[Records from a collection]

=====

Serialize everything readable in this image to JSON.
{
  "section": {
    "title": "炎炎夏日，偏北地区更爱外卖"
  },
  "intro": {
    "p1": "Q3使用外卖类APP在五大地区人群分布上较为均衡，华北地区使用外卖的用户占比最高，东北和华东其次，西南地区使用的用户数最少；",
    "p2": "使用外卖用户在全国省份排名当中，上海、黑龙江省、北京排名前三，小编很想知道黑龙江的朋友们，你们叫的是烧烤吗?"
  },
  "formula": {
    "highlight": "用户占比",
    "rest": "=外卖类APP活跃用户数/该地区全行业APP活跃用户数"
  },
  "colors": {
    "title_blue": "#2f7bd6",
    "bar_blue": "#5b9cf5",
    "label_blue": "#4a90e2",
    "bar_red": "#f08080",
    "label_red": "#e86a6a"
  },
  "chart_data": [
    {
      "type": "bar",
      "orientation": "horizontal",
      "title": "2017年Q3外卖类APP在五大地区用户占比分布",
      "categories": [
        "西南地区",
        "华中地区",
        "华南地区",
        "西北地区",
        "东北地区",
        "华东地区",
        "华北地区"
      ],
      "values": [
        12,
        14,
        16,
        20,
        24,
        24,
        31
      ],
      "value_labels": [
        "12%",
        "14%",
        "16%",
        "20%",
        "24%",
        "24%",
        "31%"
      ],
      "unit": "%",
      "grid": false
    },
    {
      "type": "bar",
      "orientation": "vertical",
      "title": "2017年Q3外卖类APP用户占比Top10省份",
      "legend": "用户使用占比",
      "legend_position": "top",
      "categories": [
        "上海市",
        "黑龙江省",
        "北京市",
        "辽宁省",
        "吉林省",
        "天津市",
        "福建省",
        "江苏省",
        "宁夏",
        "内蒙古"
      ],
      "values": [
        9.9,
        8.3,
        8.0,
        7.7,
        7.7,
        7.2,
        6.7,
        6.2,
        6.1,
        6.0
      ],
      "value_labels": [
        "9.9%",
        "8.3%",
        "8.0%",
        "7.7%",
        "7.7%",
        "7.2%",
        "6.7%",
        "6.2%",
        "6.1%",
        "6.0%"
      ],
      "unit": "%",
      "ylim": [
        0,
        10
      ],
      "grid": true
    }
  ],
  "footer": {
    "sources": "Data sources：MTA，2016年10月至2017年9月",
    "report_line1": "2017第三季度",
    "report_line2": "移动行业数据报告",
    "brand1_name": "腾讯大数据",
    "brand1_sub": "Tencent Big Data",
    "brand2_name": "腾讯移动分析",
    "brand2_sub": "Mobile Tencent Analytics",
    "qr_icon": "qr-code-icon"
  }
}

=====

[TO DO] Go through the entries and repeat each one exactly.

[WRITTEN SOLUTION]
Serialize everything readable in this image to JSON.
{
  "section": {
    "title": "炎炎夏日，偏北地区更爱外卖"
  },
  "intro": {
    "p1": "Q3使用外卖类APP在五大地区人群分布上较为均衡，华北地区使用外卖的用户占比最高，东北和华东其次，西南地区使用的用户数最少；",
    "p2": "使用外卖用户在全国省份排名当中，上海、黑龙江省、北京排名前三，小编很想知道黑龙江的朋友们，你们叫的是烧烤吗?"
  },
  "formula": {
    "highlight": "用户占比",
    "rest": "=外卖类APP活跃用户数/该地区全行业APP活跃用户数"
  },
  "colors": {
    "title_blue": "#2f7bd6",
    "bar_blue": "#5b9cf5",
    "label_blue": "#4a90e2",
    "bar_red": "#f08080",
    "label_red": "#e86a6a"
  },
  "chart_data": [
    {
      "type": "bar",
      "orientation": "horizontal",
      "title": "2017年Q3外卖类APP在五大地区用户占比分布",
      "categories": [
        "西南地区",
        "华中地区",
        "华南地区",
        "西北地区",
        "东北地区",
        "华东地区",
        "华北地区"
      ],
      "values": [
        12,
        14,
        16,
        20,
        24,
        24,
        31
      ],
      "value_labels": [
        "12%",
        "14%",
        "16%",
        "20%",
        "24%",
        "24%",
        "31%"
      ],
      "unit": "%",
      "grid": false
    },
    {
      "type": "bar",
      "orientation": "vertical",
      "title": "2017年Q3外卖类APP用户占比Top10省份",
      "legend": "用户使用占比",
      "legend_position": "top",
      "categories": [
        "上海市",
        "黑龙江省",
        "北京市",
        "辽宁省",
        "吉林省",
        "天津市",
        "福建省",
        "江苏省",
        "宁夏",
        "内蒙古"
      ],
      "values": [
        9.9,
        8.3,
        8.0,
        7.7,
        7.7,
        7.2,
        6.7,
        6.2,
        6.1,
        6.0
      ],
      "value_labels": [
        "9.9%",
        "8.3%",
        "8.0%",
        "7.7%",
        "7.7%",
        "7.2%",
        "6.7%",
        "6.2%",
        "6.1%",
        "6.0%"
      ],
      "unit": "%",
      "ylim": [
        0,
        10
      ],
      "grid": true
    }
  ],
  "footer": {
    "sources": "Data sources：MTA，2016年10月至2017年9月",
    "report_line1": "2017第三季度",
    "report_line2": "移动行业数据报告",
    "brand1_name": "腾讯大数据",
    "brand1_sub": "Tencent Big Data",
    "brand2_name": "腾讯移动分析",
    "brand2_sub": "Mobile Tencent Analytics",
    "qr_icon": "qr-code-icon"
  }
}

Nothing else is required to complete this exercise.